(What to produce) Copy everything in the listing below word for word, apart from any images.
— BEGIN Records supplied —
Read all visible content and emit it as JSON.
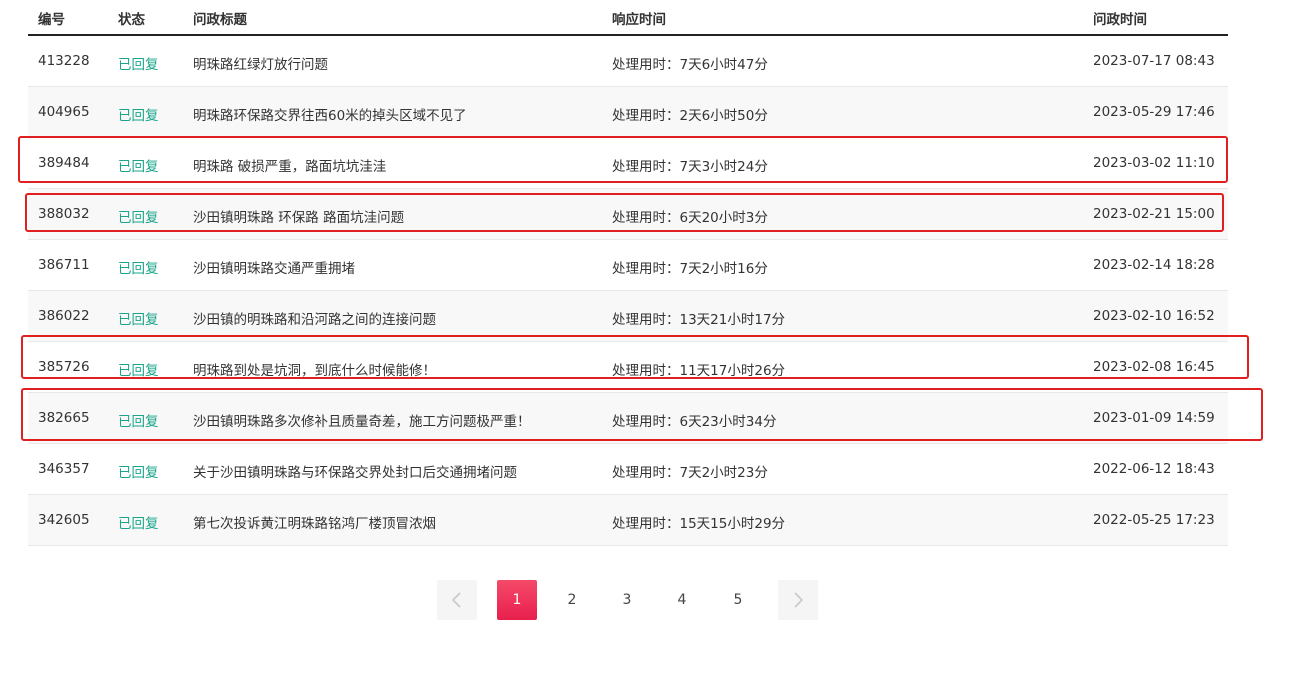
{
  "table": {
    "headers": {
      "id": "编号",
      "status": "状态",
      "title": "问政标题",
      "response": "响应时间",
      "time": "问政时间"
    },
    "rows": [
      {
        "id": "413228",
        "status": "已回复",
        "title": "明珠路红绿灯放行问题",
        "response": "处理用时：7天6小时47分",
        "time": "2023-07-17 08:43"
      },
      {
        "id": "404965",
        "status": "已回复",
        "title": "明珠路环保路交界往西60米的掉头区域不见了",
        "response": "处理用时：2天6小时50分",
        "time": "2023-05-29 17:46"
      },
      {
        "id": "389484",
        "status": "已回复",
        "title": "明珠路 破损严重，路面坑坑洼洼",
        "response": "处理用时：7天3小时24分",
        "time": "2023-03-02 11:10"
      },
      {
        "id": "388032",
        "status": "已回复",
        "title": "沙田镇明珠路 环保路 路面坑洼问题",
        "response": "处理用时：6天20小时3分",
        "time": "2023-02-21 15:00"
      },
      {
        "id": "386711",
        "status": "已回复",
        "title": "沙田镇明珠路交通严重拥堵",
        "response": "处理用时：7天2小时16分",
        "time": "2023-02-14 18:28"
      },
      {
        "id": "386022",
        "status": "已回复",
        "title": "沙田镇的明珠路和沿河路之间的连接问题",
        "response": "处理用时：13天21小时17分",
        "time": "2023-02-10 16:52"
      },
      {
        "id": "385726",
        "status": "已回复",
        "title": "明珠路到处是坑洞，到底什么时候能修！",
        "response": "处理用时：11天17小时26分",
        "time": "2023-02-08 16:45"
      },
      {
        "id": "382665",
        "status": "已回复",
        "title": "沙田镇明珠路多次修补且质量奇差，施工方问题极严重！",
        "response": "处理用时：6天23小时34分",
        "time": "2023-01-09 14:59"
      },
      {
        "id": "346357",
        "status": "已回复",
        "title": "关于沙田镇明珠路与环保路交界处封口后交通拥堵问题",
        "response": "处理用时：7天2小时23分",
        "time": "2022-06-12 18:43"
      },
      {
        "id": "342605",
        "status": "已回复",
        "title": "第七次投诉黄江明珠路铭鸿厂楼顶冒浓烟",
        "response": "处理用时：15天15小时29分",
        "time": "2022-05-25 17:23"
      }
    ]
  },
  "pagination": {
    "prev_icon": "chevron-left-icon",
    "next_icon": "chevron-right-icon",
    "pages": [
      "1",
      "2",
      "3",
      "4",
      "5"
    ],
    "current": "1"
  },
  "colors": {
    "status": "#1aa58a",
    "highlight": "#e02020",
    "active_page": "#e81f4d"
  }
}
— END Records supplied —
(Task answer)
Read all visible content and emit it as JSON.
{
  "table": {
    "headers": {
      "id": "编号",
      "status": "状态",
      "title": "问政标题",
      "response": "响应时间",
      "time": "问政时间"
    },
    "rows": [
      {
        "id": "413228",
        "status": "已回复",
        "title": "明珠路红绿灯放行问题",
        "response": "处理用时：7天6小时47分",
        "time": "2023-07-17 08:43"
      },
      {
        "id": "404965",
        "status": "已回复",
        "title": "明珠路环保路交界往西60米的掉头区域不见了",
        "response": "处理用时：2天6小时50分",
        "time": "2023-05-29 17:46"
      },
      {
        "id": "389484",
        "status": "已回复",
        "title": "明珠路 破损严重，路面坑坑洼洼",
        "response": "处理用时：7天3小时24分",
        "time": "2023-03-02 11:10"
      },
      {
        "id": "388032",
        "status": "已回复",
        "title": "沙田镇明珠路 环保路 路面坑洼问题",
        "response": "处理用时：6天20小时3分",
        "time": "2023-02-21 15:00"
      },
      {
        "id": "386711",
        "status": "已回复",
        "title": "沙田镇明珠路交通严重拥堵",
        "response": "处理用时：7天2小时16分",
        "time": "2023-02-14 18:28"
      },
      {
        "id": "386022",
        "status": "已回复",
        "title": "沙田镇的明珠路和沿河路之间的连接问题",
        "response": "处理用时：13天21小时17分",
        "time": "2023-02-10 16:52"
      },
      {
        "id": "385726",
        "status": "已回复",
        "title": "明珠路到处是坑洞，到底什么时候能修！",
        "response": "处理用时：11天17小时26分",
        "time": "2023-02-08 16:45"
      },
      {
        "id": "382665",
        "status": "已回复",
        "title": "沙田镇明珠路多次修补且质量奇差，施工方问题极严重！",
        "response": "处理用时：6天23小时34分",
        "time": "2023-01-09 14:59"
      },
      {
        "id": "346357",
        "status": "已回复",
        "title": "关于沙田镇明珠路与环保路交界处封口后交通拥堵问题",
        "response": "处理用时：7天2小时23分",
        "time": "2022-06-12 18:43"
      },
      {
        "id": "342605",
        "status": "已回复",
        "title": "第七次投诉黄江明珠路铭鸿厂楼顶冒浓烟",
        "response": "处理用时：15天15小时29分",
        "time": "2022-05-25 17:23"
      }
    ]
  },
  "pagination": {
    "prev_icon": "chevron-left-icon",
    "next_icon": "chevron-right-icon",
    "pages": [
      "1",
      "2",
      "3",
      "4",
      "5"
    ],
    "current": "1"
  },
  "colors": {
    "status": "#1aa58a",
    "highlight": "#e02020",
    "active_page": "#e81f4d"
  }
}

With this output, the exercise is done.